— START STORED DATA —

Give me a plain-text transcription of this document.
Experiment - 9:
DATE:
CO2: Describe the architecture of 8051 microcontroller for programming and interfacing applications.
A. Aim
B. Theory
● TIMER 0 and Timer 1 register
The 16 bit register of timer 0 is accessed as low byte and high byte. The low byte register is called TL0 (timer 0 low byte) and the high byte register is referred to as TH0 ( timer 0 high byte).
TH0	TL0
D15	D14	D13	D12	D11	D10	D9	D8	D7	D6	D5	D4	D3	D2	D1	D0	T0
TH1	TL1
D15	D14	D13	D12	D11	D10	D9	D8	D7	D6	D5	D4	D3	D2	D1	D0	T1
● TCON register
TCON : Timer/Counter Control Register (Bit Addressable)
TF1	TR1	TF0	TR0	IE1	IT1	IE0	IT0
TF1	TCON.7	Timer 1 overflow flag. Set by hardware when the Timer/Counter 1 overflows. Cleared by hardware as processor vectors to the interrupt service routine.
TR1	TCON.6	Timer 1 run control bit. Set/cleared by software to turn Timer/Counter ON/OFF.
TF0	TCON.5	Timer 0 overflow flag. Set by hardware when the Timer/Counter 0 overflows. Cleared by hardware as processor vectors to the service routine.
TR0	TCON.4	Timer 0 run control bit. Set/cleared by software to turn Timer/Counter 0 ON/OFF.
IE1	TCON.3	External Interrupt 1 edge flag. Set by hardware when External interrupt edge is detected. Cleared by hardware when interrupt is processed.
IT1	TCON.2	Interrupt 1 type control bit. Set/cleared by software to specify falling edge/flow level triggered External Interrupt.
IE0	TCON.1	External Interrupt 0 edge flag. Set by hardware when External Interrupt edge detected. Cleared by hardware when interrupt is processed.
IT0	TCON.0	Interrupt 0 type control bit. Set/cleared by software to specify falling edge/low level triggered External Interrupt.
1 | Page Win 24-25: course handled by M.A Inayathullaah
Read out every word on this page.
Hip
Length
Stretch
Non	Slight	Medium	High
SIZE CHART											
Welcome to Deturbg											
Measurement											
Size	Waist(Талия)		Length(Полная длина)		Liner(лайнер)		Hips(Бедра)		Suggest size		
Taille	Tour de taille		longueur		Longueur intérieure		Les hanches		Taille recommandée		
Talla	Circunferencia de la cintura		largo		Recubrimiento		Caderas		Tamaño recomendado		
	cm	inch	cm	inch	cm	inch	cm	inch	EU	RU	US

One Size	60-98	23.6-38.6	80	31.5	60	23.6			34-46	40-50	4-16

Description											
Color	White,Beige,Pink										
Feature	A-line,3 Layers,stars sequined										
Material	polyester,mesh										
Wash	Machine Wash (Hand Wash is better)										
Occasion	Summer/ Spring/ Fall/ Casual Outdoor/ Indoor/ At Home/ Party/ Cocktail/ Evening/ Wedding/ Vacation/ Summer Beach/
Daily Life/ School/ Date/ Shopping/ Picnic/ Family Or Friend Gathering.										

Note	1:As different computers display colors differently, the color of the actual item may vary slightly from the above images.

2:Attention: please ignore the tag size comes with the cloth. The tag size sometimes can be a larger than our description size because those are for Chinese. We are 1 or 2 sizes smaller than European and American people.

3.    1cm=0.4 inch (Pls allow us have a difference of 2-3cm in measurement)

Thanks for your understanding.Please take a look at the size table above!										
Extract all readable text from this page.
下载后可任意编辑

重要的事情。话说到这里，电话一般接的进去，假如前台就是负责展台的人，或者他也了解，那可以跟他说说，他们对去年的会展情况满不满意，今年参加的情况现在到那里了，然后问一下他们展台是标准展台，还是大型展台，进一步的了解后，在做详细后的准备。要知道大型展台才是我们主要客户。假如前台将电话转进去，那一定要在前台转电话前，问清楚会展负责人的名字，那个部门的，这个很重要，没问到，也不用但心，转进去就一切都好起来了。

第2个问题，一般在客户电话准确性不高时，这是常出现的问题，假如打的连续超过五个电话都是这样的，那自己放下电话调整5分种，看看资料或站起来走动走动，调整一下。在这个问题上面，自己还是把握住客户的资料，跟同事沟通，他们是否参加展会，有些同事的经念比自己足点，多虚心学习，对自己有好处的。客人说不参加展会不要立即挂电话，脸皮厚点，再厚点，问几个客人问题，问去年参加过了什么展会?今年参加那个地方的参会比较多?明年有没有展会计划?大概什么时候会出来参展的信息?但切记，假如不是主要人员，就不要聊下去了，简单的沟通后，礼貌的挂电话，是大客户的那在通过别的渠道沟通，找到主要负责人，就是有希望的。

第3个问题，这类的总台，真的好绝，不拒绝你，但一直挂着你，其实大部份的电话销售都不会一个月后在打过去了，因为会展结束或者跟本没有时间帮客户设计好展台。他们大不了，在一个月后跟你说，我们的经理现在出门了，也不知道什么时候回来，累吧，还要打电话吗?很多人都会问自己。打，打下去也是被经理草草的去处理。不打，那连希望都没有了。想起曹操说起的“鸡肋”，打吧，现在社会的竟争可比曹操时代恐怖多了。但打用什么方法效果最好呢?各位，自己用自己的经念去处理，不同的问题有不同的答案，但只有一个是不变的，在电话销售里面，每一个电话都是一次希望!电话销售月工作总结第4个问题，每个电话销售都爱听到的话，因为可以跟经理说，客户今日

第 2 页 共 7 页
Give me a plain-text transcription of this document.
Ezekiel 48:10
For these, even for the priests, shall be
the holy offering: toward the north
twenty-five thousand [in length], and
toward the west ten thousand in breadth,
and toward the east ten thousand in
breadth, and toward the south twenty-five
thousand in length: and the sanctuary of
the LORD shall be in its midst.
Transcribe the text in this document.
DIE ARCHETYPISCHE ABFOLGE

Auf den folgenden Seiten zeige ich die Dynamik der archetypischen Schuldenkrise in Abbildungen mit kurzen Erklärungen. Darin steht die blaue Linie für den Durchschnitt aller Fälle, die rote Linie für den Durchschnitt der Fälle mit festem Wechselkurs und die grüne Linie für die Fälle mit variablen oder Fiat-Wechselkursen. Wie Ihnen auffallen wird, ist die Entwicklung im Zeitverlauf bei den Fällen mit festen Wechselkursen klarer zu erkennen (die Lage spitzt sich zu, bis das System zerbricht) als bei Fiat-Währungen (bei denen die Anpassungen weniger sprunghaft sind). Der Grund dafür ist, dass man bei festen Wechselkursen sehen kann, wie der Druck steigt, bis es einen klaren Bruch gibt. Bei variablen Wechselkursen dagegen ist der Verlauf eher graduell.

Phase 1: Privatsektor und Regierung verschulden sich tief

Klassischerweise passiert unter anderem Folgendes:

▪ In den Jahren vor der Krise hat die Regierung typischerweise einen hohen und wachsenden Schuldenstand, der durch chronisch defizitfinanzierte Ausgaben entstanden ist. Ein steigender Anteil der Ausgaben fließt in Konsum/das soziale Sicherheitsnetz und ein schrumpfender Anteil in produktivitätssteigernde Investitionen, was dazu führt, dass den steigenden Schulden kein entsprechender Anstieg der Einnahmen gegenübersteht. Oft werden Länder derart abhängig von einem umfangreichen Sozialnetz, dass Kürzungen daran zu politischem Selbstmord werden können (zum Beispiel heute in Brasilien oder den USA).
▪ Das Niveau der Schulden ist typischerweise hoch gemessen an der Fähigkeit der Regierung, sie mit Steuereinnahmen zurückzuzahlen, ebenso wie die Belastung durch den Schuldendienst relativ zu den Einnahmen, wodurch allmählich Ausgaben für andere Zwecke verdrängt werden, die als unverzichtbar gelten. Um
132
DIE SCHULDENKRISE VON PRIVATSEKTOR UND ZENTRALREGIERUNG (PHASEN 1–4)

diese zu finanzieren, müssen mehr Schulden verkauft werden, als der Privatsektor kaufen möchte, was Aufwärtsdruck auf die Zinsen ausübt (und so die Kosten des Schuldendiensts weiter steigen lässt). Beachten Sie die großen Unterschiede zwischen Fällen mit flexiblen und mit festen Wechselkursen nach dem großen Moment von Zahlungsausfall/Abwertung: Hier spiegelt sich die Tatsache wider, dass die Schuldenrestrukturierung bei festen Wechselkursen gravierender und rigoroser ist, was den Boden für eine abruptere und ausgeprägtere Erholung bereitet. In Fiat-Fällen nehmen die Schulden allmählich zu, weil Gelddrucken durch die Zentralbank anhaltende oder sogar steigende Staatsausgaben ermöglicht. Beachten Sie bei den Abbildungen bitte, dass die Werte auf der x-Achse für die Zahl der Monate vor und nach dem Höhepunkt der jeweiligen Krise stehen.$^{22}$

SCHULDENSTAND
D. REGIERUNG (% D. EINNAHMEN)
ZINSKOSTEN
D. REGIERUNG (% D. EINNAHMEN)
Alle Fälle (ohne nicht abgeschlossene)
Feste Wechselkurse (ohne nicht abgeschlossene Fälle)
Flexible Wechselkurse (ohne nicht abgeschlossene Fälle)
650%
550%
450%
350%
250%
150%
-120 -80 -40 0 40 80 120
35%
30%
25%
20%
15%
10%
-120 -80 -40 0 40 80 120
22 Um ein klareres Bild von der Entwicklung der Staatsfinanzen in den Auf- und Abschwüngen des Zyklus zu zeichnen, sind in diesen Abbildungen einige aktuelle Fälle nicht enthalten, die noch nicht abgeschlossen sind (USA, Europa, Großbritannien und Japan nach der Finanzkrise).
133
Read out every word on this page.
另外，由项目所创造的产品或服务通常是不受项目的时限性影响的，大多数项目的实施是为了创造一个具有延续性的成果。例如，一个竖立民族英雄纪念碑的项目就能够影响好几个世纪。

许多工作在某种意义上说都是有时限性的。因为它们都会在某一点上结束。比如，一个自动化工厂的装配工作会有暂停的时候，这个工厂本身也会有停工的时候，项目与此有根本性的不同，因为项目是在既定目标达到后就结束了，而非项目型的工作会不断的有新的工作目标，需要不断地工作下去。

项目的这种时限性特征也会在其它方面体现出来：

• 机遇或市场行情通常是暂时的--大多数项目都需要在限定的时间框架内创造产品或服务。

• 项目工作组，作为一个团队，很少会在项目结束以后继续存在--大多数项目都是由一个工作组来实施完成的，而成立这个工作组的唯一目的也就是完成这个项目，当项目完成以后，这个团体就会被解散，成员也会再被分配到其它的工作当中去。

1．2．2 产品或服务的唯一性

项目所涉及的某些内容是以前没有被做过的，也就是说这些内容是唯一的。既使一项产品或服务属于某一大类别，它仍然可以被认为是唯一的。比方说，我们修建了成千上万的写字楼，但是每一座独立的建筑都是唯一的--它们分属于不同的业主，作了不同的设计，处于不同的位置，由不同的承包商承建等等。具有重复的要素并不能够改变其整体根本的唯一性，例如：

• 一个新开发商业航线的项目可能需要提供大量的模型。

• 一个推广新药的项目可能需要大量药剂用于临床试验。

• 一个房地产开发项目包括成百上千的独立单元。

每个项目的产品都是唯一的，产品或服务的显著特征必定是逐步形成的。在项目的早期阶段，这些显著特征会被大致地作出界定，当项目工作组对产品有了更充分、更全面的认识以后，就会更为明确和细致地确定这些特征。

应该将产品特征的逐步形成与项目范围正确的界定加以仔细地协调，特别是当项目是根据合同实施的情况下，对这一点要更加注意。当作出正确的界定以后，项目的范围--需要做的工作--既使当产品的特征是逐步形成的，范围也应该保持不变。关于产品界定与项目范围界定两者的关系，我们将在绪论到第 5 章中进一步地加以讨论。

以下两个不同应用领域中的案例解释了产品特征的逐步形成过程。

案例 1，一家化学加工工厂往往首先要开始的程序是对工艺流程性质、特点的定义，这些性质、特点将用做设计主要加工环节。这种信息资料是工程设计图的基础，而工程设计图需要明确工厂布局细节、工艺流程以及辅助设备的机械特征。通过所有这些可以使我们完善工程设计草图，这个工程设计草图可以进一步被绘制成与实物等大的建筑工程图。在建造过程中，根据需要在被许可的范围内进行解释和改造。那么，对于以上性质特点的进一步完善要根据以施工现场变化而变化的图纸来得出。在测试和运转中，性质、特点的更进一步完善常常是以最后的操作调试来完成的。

— END STORED DATA —

- **GIVEN PROBLEM**
Whichever lines contain the string "abgeschlossene", select and copy them.

- **FINAL RESULT**
Alle Fälle (ohne nicht abgeschlossene)
Feste Wechselkurse (ohne nicht abgeschlossene Fälle)
Flexible Wechselkurse (ohne nicht abgeschlossene Fälle)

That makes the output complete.